+++ LISTING
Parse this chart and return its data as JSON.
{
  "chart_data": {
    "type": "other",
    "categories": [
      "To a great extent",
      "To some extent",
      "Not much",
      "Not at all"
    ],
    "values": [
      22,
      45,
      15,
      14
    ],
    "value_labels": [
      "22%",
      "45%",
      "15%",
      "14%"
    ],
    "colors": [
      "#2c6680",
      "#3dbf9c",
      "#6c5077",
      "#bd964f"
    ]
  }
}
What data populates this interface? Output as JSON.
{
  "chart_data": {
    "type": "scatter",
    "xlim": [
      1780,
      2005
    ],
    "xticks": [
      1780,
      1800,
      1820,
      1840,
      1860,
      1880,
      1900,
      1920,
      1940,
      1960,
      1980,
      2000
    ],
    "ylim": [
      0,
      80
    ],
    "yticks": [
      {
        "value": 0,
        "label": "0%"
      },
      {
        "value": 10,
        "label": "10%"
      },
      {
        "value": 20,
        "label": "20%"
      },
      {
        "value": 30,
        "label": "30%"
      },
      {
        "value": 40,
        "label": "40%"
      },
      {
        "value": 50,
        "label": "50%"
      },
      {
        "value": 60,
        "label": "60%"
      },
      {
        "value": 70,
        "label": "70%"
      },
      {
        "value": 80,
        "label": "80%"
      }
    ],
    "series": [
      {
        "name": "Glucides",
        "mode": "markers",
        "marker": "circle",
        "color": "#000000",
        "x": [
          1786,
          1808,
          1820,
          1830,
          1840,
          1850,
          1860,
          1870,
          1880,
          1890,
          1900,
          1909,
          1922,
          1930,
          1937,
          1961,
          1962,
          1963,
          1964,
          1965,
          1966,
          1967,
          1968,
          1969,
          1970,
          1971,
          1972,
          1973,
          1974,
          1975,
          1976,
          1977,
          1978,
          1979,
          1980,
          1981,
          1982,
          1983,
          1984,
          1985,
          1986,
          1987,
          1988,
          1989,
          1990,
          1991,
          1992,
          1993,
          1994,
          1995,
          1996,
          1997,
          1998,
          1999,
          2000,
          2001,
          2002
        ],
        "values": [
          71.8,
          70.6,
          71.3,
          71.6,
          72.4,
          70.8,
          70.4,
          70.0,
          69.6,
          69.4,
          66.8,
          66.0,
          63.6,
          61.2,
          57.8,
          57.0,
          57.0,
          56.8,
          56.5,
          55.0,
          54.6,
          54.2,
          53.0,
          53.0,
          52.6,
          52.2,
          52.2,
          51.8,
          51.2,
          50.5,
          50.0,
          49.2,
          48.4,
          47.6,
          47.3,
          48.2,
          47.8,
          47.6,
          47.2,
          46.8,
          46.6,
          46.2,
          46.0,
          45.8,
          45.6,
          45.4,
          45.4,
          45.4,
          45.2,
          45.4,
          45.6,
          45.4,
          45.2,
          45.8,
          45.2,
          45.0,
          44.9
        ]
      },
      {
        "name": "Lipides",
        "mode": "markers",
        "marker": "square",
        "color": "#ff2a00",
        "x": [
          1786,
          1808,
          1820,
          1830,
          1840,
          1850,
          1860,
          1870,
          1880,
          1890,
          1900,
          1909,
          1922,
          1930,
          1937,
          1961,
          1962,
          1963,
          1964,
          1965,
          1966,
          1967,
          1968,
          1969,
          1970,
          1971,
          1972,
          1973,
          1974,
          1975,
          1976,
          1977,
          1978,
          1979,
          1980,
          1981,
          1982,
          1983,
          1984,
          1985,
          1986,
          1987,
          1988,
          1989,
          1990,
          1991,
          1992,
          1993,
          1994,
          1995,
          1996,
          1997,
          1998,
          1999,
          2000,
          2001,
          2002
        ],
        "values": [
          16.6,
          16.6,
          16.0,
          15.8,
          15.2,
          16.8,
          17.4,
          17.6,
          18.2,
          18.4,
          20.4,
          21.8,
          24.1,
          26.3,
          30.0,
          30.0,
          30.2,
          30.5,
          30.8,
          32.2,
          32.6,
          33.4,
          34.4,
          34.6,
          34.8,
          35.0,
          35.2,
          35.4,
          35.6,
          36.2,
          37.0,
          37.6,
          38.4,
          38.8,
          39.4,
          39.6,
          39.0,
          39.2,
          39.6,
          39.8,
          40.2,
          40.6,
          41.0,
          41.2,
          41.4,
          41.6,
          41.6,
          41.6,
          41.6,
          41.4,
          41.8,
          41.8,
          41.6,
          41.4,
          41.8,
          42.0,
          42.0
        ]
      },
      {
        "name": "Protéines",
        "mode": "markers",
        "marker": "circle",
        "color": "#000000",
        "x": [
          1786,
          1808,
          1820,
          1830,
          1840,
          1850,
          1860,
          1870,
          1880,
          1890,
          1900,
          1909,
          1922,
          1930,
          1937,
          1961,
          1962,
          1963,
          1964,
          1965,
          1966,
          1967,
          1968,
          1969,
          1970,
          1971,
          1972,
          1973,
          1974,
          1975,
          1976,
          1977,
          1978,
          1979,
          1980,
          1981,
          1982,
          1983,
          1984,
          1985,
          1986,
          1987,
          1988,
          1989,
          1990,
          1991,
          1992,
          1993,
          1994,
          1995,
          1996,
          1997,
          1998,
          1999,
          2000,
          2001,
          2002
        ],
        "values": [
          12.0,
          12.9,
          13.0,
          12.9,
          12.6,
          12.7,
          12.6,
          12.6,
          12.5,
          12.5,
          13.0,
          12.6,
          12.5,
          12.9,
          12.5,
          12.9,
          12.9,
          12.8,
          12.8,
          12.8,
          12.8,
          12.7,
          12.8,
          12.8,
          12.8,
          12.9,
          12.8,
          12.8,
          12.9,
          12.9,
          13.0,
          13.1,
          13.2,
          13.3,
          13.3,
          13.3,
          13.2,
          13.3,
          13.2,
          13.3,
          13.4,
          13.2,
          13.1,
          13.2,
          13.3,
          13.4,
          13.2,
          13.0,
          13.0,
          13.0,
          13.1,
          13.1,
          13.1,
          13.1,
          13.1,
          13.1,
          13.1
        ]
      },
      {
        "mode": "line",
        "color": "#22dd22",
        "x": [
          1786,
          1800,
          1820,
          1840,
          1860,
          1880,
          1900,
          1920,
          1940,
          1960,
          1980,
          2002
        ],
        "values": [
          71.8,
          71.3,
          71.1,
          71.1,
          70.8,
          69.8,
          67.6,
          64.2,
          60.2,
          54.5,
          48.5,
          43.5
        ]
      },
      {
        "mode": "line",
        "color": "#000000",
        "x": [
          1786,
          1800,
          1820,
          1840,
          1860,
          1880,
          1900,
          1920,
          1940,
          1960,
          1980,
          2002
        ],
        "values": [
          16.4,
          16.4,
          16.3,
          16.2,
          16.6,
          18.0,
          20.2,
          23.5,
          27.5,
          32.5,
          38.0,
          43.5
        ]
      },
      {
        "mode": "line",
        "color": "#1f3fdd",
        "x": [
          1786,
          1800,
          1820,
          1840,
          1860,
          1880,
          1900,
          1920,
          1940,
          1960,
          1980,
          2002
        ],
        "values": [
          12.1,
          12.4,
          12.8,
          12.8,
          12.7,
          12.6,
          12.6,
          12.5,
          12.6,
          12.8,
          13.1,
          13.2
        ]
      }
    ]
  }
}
++++++
__EXERCISE PROMPT__
In the material above, show every line where the word "name" turns up.

__COMPLETED TASK__
        "name": "Glucides",
        "name": "Lipides",
        "name": "Protéines",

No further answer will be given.